# NeverWinter Nights



## Rahl Windsong (Feb 27, 2006)

Aye well I know this game came out in 2002 but I was at a software store last week and I saw it sitting there in the bargin bin for $9.99 and I bought it. All I can say is WOW! How the heck did I miss this GEM of a game? Anyway now I have the original NWN, all their premium expansions, and about 25 player made modules and I want to try making some of my own.

Here it is 2006 and NWN still has a HUGE following, there are still many player run RP servers out there.

So my questions:

Does anyone here know of modules that take place in any famous fantasy novel settings? 

Also if you know of any of these modules where can I download them?

Yeah, yeah I know copyright issues, but these modules are completely free so no one makes any money off them, is it still then against the copyright to make a module set in say Erikson's Malazan Empire?

Thanks!

Rahl


----------



## Jason_Taverner (Mar 8, 2006)

I love this game too I just wish my pc wasn't poop so I could play it again. check the bioware community pages there are a lot of home made mod's and some of them are really really well written the used to run prizes for the best one I haven't been there for a while but I still get the news letter and its very much alive


----------



## Rahl Windsong (Mar 14, 2006)

Actually I have found that the Modules I have enjoyed the most have been the free ones I have downloaded off the internet and made by players/fans of the game. The thing is these player made modules quite often have much more realistic conversations in them as the author is not held accountable for more adult langauge like a software developer company is.

The only thing I don't like about the game is how it is way too easy to aquire magical items. I wish game developers would treat magical items with more respect. For instance any magical benefit should also come along with some sort of detrimental side effect and then it is up to the player to decide if the benefit is worth it when the side effect is factored in. Also you could have it so that some items when used together could possibly cancel out their side effects.

I really like NWN and this now gives me a reason to buy a new PC because NWN2 is due to be released this year and by the look of it I need a new PC to play it. I plan to be on board this time when Neverwinter 2 launches I can't wait!

Rahl


----------



## Dead Riverdragon (Mar 14, 2006)

Any suggestions for good player-made modules? I've dabbled in a few but never really got far (apart from the diablo mod. That was great), and could so with a new NWN fix.

________________

_Prompt a_: Update the thread starting with "## Rahl Windsong (Feb" and going on through "Erikson's Malazan Empire?", putting "computer store" wherever "software store" appears.

Spatial annotation entries
________________

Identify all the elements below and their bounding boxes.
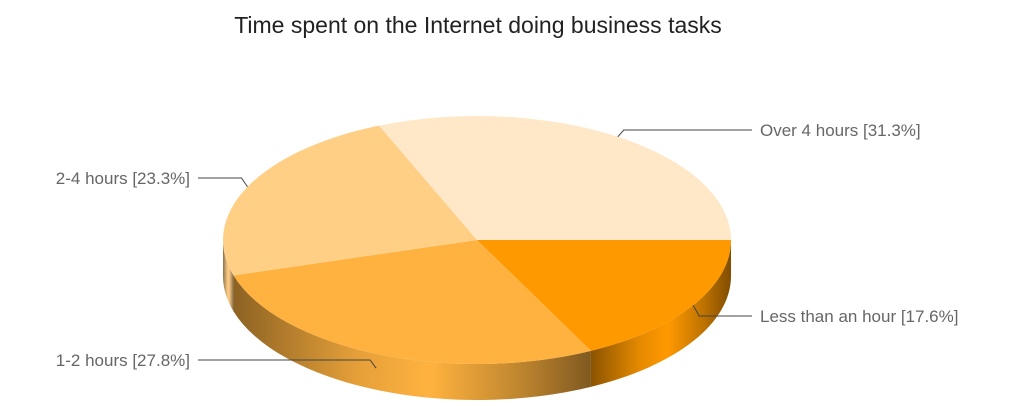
pie-slice-1[interactable]: [233, 240, 591, 364]
pie-top-layer: [223, 116, 731, 364]
slice-label-0: Less than an hour [17.6%]: [760, 307, 958, 326]
pie-slice-0[interactable]: [477, 240, 731, 351]
pie-slice-side-1: [233, 275, 591, 400]
slice-label-1: 1-2 hours [27.8%]: [56, 351, 190, 370]
chart-title: Time spent on the Internet doing busines…: [234, 12, 722, 38]
pie-slice-2[interactable]: [223, 125, 477, 276]
slice-label-3: Over 4 hours [31.3%]: [760, 121, 921, 140]
pie-slice-side-2: [223, 240, 234, 312]
pie-label-layer: Less than an hour [17.6%] 1-2 hours [27.8…: [56, 121, 959, 370]
leader-line-0: [692, 304, 752, 317]
pie-side-layer: [223, 240, 731, 400]
leader-line-2: [198, 177, 248, 188]
pie-slice-side-0: [590, 240, 731, 387]
leader-line-1: [198, 359, 377, 369]
slice-label-2: 2-4 hours [23.3%]: [56, 169, 190, 188]
pie-slice-3[interactable]: [379, 116, 731, 240]
leader-line-3: [617, 129, 752, 138]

________________

_Prompt b_: Return the lines of the records starting with the line containing "pie-slice-1[interactable]: [233, 240, 591, 364]" and going on through the line containing "pie-label-layer: Less than", reproducing each one character for character.

_Worked answer a_:
## Rahl Windsong (Feb 27, 2006)

Aye well I know this game came out in 2002 but I was at a computer store last week and I saw it sitting there in the bargin bin for $9.99 and I bought it. All I can say is WOW! How the heck did I miss this GEM of a game? Anyway now I have the original NWN, all their premium expansions, and about 25 player made modules and I want to try making some of my own.

Here it is 2006 and NWN still has a HUGE following, there are still many player run RP servers out there.

So my questions:

Does anyone here know of modules that take place in any famous fantasy novel settings? 

Also if you know of any of these modules where can I download them?

Yeah, yeah I know copyright issues, but these modules are completely free so no one makes any money off them, is it still then against the copyright to make a module set in say Erikson's Malazan Empire?

_Worked answer b_:
pie-slice-1[interactable]: [233, 240, 591, 364]
pie-top-layer: [223, 116, 731, 364]
slice-label-0: Less than an hour [17.6%]: [760, 307, 958, 326]
pie-slice-0[interactable]: [477, 240, 731, 351]
pie-slice-side-1: [233, 275, 591, 400]
slice-label-1: 1-2 hours [27.8%]: [56, 351, 190, 370]
chart-title: Time spent on the Internet doing busines…: [234, 12, 722, 38]
pie-slice-2[interactable]: [223, 125, 477, 276]
slice-label-3: Over 4 hours [31.3%]: [760, 121, 921, 140]
pie-slice-side-2: [223, 240, 234, 312]
pie-label-layer: Less than an hour [17.6%] 1-2 hours [27.8…: [56, 121, 959, 370]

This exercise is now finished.